"""

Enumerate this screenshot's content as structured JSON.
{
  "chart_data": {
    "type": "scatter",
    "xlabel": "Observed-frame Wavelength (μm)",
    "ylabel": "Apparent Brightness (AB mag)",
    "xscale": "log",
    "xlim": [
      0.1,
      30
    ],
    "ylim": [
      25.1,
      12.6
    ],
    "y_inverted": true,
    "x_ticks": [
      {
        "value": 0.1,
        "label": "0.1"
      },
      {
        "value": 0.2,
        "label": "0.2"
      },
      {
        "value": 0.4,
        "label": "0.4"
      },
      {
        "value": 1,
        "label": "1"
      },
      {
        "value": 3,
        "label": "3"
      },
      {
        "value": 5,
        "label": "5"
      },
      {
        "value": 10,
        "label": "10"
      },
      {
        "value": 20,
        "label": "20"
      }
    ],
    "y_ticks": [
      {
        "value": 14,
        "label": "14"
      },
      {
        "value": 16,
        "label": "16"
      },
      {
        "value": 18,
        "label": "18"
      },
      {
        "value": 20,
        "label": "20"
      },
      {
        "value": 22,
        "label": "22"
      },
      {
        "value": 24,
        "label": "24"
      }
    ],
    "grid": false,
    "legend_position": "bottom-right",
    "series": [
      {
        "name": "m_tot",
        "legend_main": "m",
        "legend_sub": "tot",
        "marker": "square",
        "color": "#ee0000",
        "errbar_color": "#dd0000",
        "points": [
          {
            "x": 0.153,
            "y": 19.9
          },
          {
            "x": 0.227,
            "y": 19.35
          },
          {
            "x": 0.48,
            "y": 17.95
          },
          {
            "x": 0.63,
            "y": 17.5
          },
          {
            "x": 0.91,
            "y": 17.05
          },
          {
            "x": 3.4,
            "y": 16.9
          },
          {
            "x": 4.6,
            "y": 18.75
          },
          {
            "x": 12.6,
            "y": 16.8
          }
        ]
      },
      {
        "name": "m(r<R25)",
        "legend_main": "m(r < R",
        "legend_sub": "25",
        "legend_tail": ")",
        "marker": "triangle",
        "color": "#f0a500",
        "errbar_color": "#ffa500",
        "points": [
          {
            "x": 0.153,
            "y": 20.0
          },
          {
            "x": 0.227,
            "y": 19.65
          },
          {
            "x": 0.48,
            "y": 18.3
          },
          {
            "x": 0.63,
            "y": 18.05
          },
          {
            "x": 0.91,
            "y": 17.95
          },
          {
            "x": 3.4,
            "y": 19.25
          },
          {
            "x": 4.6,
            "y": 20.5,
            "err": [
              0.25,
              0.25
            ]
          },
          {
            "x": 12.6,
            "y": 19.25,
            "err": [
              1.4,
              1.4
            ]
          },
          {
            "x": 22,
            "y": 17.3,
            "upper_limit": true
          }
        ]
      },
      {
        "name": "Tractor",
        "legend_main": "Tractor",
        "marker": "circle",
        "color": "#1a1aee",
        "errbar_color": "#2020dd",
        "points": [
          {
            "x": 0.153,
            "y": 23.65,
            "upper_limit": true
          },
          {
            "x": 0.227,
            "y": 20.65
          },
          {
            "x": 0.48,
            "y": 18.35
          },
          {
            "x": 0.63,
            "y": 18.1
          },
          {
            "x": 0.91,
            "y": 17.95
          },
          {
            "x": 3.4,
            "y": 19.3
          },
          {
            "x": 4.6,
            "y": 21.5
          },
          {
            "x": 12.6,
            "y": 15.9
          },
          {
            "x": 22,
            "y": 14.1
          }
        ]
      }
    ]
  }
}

"""

WHAT YOU HAVE TO DO: All the data must be duplicated exactly, with nothing added or removed.

TASK ANSWER:
Enumerate this screenshot's content as structured JSON.
{
  "chart_data": {
    "type": "scatter",
    "xlabel": "Observed-frame Wavelength (μm)",
    "ylabel": "Apparent Brightness (AB mag)",
    "xscale": "log",
    "xlim": [
      0.1,
      30
    ],
    "ylim": [
      25.1,
      12.6
    ],
    "y_inverted": true,
    "x_ticks": [
      {
        "value": 0.1,
        "label": "0.1"
      },
      {
        "value": 0.2,
        "label": "0.2"
      },
      {
        "value": 0.4,
        "label": "0.4"
      },
      {
        "value": 1,
        "label": "1"
      },
      {
        "value": 3,
        "label": "3"
      },
      {
        "value": 5,
        "label": "5"
      },
      {
        "value": 10,
        "label": "10"
      },
      {
        "value": 20,
        "label": "20"
      }
    ],
    "y_ticks": [
      {
        "value": 14,
        "label": "14"
      },
      {
        "value": 16,
        "label": "16"
      },
      {
        "value": 18,
        "label": "18"
      },
      {
        "value": 20,
        "label": "20"
      },
      {
        "value": 22,
        "label": "22"
      },
      {
        "value": 24,
        "label": "24"
      }
    ],
    "grid": false,
    "legend_position": "bottom-right",
    "series": [
      {
        "name": "m_tot",
        "legend_main": "m",
        "legend_sub": "tot",
        "marker": "square",
        "color": "#ee0000",
        "errbar_color": "#dd0000",
        "points": [
          {
            "x": 0.153,
            "y": 19.9
          },
          {
            "x": 0.227,
            "y": 19.35
          },
          {
            "x": 0.48,
            "y": 17.95
          },
          {
            "x": 0.63,
            "y": 17.5
          },
          {
            "x": 0.91,
            "y": 17.05
          },
          {
            "x": 3.4,
            "y": 16.9
          },
          {
            "x": 4.6,
            "y": 18.75
          },
          {
            "x": 12.6,
            "y": 16.8
          }
        ]
      },
      {
        "name": "m(r<R25)",
        "legend_main": "m(r < R",
        "legend_sub": "25",
        "legend_tail": ")",
        "marker": "triangle",
        "color": "#f0a500",
        "errbar_color": "#ffa500",
        "points": [
          {
            "x": 0.153,
            "y": 20.0
          },
          {
            "x": 0.227,
            "y": 19.65
          },
          {
            "x": 0.48,
            "y": 18.3
          },
          {
            "x": 0.63,
            "y": 18.05
          },
          {
            "x": 0.91,
            "y": 17.95
          },
          {
            "x": 3.4,
            "y": 19.25
          },
          {
            "x": 4.6,
            "y": 20.5,
            "err": [
              0.25,
              0.25
            ]
          },
          {
            "x": 12.6,
            "y": 19.25,
            "err": [
              1.4,
              1.4
            ]
          },
          {
            "x": 22,
            "y": 17.3,
            "upper_limit": true
          }
        ]
      },
      {
        "name": "Tractor",
        "legend_main": "Tractor",
        "marker": "circle",
        "color": "#1a1aee",
        "errbar_color": "#2020dd",
        "points": [
          {
            "x": 0.153,
            "y": 23.65,
            "upper_limit": true
          },
          {
            "x": 0.227,
            "y": 20.65
          },
          {
            "x": 0.48,
            "y": 18.35
          },
          {
            "x": 0.63,
            "y": 18.1
          },
          {
            "x": 0.91,
            "y": 17.95
          },
          {
            "x": 3.4,
            "y": 19.3
          },
          {
            "x": 4.6,
            "y": 21.5
          },
          {
            "x": 12.6,
            "y": 15.9
          },
          {
            "x": 22,
            "y": 14.1
          }
        ]
      }
    ]
  }
}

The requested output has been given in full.